▸ **SHORT TASK**
Starting at the line below that contains "What's the underlying", print each line through the end of the records exactly as it appears.

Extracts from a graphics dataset
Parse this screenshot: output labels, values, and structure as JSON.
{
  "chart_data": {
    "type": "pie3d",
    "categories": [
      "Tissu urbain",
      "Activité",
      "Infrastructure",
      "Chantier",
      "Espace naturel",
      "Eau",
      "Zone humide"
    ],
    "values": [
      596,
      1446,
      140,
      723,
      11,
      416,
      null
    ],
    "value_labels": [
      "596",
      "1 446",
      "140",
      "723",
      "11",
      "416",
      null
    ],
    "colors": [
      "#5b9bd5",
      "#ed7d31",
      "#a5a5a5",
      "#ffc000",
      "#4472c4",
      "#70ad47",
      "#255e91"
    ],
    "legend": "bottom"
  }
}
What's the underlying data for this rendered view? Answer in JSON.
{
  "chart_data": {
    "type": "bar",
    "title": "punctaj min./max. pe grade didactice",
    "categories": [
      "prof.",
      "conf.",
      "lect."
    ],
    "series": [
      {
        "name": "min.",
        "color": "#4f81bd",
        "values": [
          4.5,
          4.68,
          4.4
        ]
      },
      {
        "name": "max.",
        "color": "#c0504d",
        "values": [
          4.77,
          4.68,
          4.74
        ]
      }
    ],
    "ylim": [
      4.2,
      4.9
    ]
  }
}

▸ **IN RESPONSE**
What's the underlying data for this rendered view? Answer in JSON.
{
  "chart_data": {
    "type": "bar",
    "title": "punctaj min./max. pe grade didactice",
    "categories": [
      "prof.",
      "conf.",
      "lect."
    ],
    "series": [
      {
        "name": "min.",
        "color": "#4f81bd",
        "values": [
          4.5,
          4.68,
          4.4
        ]
      },
      {
        "name": "max.",
        "color": "#c0504d",
        "values": [
          4.77,
          4.68,
          4.74
        ]
      }
    ],
    "ylim": [
      4.2,
      4.9
    ]
  }
}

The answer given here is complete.